* What is needed *
Will you write out all the entries below exactly?

#### Supplied data

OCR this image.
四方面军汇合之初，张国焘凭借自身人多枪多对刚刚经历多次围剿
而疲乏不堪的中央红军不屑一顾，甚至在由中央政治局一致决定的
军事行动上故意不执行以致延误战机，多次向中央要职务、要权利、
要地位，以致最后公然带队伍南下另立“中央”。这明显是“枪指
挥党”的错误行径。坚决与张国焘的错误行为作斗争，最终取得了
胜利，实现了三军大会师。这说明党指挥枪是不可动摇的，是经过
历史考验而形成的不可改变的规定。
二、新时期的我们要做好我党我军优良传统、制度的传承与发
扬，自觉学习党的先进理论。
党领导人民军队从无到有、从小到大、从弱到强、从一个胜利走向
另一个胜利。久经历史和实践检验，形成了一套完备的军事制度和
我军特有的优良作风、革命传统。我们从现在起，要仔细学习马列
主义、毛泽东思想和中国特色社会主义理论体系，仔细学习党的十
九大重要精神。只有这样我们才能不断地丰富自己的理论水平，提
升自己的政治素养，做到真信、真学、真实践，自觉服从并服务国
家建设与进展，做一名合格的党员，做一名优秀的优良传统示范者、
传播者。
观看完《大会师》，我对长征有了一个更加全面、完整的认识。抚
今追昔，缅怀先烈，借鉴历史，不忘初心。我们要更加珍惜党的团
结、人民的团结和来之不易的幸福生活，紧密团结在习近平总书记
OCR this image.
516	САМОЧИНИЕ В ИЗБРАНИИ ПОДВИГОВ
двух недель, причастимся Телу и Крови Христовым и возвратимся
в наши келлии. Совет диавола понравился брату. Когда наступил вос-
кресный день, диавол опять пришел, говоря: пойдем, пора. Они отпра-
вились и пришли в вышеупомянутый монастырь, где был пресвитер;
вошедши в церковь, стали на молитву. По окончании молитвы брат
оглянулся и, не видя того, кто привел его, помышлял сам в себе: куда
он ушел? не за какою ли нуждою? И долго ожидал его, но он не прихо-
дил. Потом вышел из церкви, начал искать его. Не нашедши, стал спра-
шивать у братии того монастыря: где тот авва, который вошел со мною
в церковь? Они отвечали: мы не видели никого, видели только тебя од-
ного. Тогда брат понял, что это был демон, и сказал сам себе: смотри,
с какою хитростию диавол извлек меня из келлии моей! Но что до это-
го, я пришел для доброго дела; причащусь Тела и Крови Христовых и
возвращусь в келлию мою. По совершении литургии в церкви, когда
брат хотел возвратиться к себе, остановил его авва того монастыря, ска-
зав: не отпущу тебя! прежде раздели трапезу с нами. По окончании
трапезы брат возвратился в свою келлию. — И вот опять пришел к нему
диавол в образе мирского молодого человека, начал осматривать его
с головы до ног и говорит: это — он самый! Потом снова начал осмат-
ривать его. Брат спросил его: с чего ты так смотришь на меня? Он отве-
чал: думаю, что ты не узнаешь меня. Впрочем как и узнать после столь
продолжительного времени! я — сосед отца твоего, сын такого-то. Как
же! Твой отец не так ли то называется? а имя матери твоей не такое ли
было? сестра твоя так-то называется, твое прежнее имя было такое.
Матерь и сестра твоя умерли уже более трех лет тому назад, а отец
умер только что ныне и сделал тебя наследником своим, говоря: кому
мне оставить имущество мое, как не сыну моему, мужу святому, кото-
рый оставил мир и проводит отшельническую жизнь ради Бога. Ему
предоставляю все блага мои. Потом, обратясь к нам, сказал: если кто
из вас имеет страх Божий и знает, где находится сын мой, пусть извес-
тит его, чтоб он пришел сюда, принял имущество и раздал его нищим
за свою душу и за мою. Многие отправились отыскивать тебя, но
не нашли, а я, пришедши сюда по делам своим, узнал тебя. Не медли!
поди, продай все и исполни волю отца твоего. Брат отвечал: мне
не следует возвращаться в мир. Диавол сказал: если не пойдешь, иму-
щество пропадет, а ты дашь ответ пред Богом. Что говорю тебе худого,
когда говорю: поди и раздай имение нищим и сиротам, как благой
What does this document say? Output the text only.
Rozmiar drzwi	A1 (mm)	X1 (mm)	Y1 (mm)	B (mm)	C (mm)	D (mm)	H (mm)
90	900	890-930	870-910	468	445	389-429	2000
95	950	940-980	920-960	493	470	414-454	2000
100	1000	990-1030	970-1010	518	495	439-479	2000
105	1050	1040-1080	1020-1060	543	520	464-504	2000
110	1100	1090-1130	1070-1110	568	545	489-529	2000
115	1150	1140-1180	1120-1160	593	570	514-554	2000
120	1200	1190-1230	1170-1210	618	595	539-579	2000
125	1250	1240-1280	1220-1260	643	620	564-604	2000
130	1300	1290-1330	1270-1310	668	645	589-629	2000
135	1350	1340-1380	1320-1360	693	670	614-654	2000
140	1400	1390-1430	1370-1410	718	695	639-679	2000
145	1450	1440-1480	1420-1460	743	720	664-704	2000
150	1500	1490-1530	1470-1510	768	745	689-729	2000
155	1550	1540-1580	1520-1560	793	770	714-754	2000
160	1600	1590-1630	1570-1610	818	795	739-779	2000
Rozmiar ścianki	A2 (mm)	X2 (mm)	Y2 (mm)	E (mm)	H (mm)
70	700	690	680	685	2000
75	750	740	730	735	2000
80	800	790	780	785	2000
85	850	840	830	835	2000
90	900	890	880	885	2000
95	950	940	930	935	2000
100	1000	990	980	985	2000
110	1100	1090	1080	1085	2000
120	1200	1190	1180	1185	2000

########

* Task answer *
OCR this image.
四方面军汇合之初，张国焘凭借自身人多枪多对刚刚经历多次围剿
而疲乏不堪的中央红军不屑一顾，甚至在由中央政治局一致决定的
军事行动上故意不执行以致延误战机，多次向中央要职务、要权利、
要地位，以致最后公然带队伍南下另立“中央”。这明显是“枪指
挥党”的错误行径。坚决与张国焘的错误行为作斗争，最终取得了
胜利，实现了三军大会师。这说明党指挥枪是不可动摇的，是经过
历史考验而形成的不可改变的规定。
二、新时期的我们要做好我党我军优良传统、制度的传承与发
扬，自觉学习党的先进理论。
党领导人民军队从无到有、从小到大、从弱到强、从一个胜利走向
另一个胜利。久经历史和实践检验，形成了一套完备的军事制度和
我军特有的优良作风、革命传统。我们从现在起，要仔细学习马列
主义、毛泽东思想和中国特色社会主义理论体系，仔细学习党的十
九大重要精神。只有这样我们才能不断地丰富自己的理论水平，提
升自己的政治素养，做到真信、真学、真实践，自觉服从并服务国
家建设与进展，做一名合格的党员，做一名优秀的优良传统示范者、
传播者。
观看完《大会师》，我对长征有了一个更加全面、完整的认识。抚
今追昔，缅怀先烈，借鉴历史，不忘初心。我们要更加珍惜党的团
结、人民的团结和来之不易的幸福生活，紧密团结在习近平总书记
OCR this image.
516	САМОЧИНИЕ В ИЗБРАНИИ ПОДВИГОВ
двух недель, причастимся Телу и Крови Христовым и возвратимся
в наши келлии. Совет диавола понравился брату. Когда наступил вос-
кресный день, диавол опять пришел, говоря: пойдем, пора. Они отпра-
вились и пришли в вышеупомянутый монастырь, где был пресвитер;
вошедши в церковь, стали на молитву. По окончании молитвы брат
оглянулся и, не видя того, кто привел его, помышлял сам в себе: куда
он ушел? не за какою ли нуждою? И долго ожидал его, но он не прихо-
дил. Потом вышел из церкви, начал искать его. Не нашедши, стал спра-
шивать у братии того монастыря: где тот авва, который вошел со мною
в церковь? Они отвечали: мы не видели никого, видели только тебя од-
ного. Тогда брат понял, что это был демон, и сказал сам себе: смотри,
с какою хитростию диавол извлек меня из келлии моей! Но что до это-
го, я пришел для доброго дела; причащусь Тела и Крови Христовых и
возвращусь в келлию мою. По совершении литургии в церкви, когда
брат хотел возвратиться к себе, остановил его авва того монастыря, ска-
зав: не отпущу тебя! прежде раздели трапезу с нами. По окончании
трапезы брат возвратился в свою келлию. — И вот опять пришел к нему
диавол в образе мирского молодого человека, начал осматривать его
с головы до ног и говорит: это — он самый! Потом снова начал осмат-
ривать его. Брат спросил его: с чего ты так смотришь на меня? Он отве-
чал: думаю, что ты не узнаешь меня. Впрочем как и узнать после столь
продолжительного времени! я — сосед отца твоего, сын такого-то. Как
же! Твой отец не так ли то называется? а имя матери твоей не такое ли
было? сестра твоя так-то называется, твое прежнее имя было такое.
Матерь и сестра твоя умерли уже более трех лет тому назад, а отец
умер только что ныне и сделал тебя наследником своим, говоря: кому
мне оставить имущество мое, как не сыну моему, мужу святому, кото-
рый оставил мир и проводит отшельническую жизнь ради Бога. Ему
предоставляю все блага мои. Потом, обратясь к нам, сказал: если кто
из вас имеет страх Божий и знает, где находится сын мой, пусть извес-
тит его, чтоб он пришел сюда, принял имущество и раздал его нищим
за свою душу и за мою. Многие отправились отыскивать тебя, но
не нашли, а я, пришедши сюда по делам своим, узнал тебя. Не медли!
поди, продай все и исполни волю отца твоего. Брат отвечал: мне
не следует возвращаться в мир. Диавол сказал: если не пойдешь, иму-
щество пропадет, а ты дашь ответ пред Богом. Что говорю тебе худого,
когда говорю: поди и раздай имение нищим и сиротам, как благой
What does this document say? Output the text only.
Rozmiar drzwi	A1 (mm)	X1 (mm)	Y1 (mm)	B (mm)	C (mm)	D (mm)	H (mm)
90	900	890-930	870-910	468	445	389-429	2000
95	950	940-980	920-960	493	470	414-454	2000
100	1000	990-1030	970-1010	518	495	439-479	2000
105	1050	1040-1080	1020-1060	543	520	464-504	2000
110	1100	1090-1130	1070-1110	568	545	489-529	2000
115	1150	1140-1180	1120-1160	593	570	514-554	2000
120	1200	1190-1230	1170-1210	618	595	539-579	2000
125	1250	1240-1280	1220-1260	643	620	564-604	2000
130	1300	1290-1330	1270-1310	668	645	589-629	2000
135	1350	1340-1380	1320-1360	693	670	614-654	2000
140	1400	1390-1430	1370-1410	718	695	639-679	2000
145	1450	1440-1480	1420-1460	743	720	664-704	2000
150	1500	1490-1530	1470-1510	768	745	689-729	2000
155	1550	1540-1580	1520-1560	793	770	714-754	2000
160	1600	1590-1630	1570-1610	818	795	739-779	2000
Rozmiar ścianki	A2 (mm)	X2 (mm)	Y2 (mm)	E (mm)	H (mm)
70	700	690	680	685	2000
75	750	740	730	735	2000
80	800	790	780	785	2000
85	850	840	830	835	2000
90	900	890	880	885	2000
95	950	940	930	935	2000
100	1000	990	980	985	2000
110	1100	1090	1080	1085	2000
120	1200	1190	1180	1185	2000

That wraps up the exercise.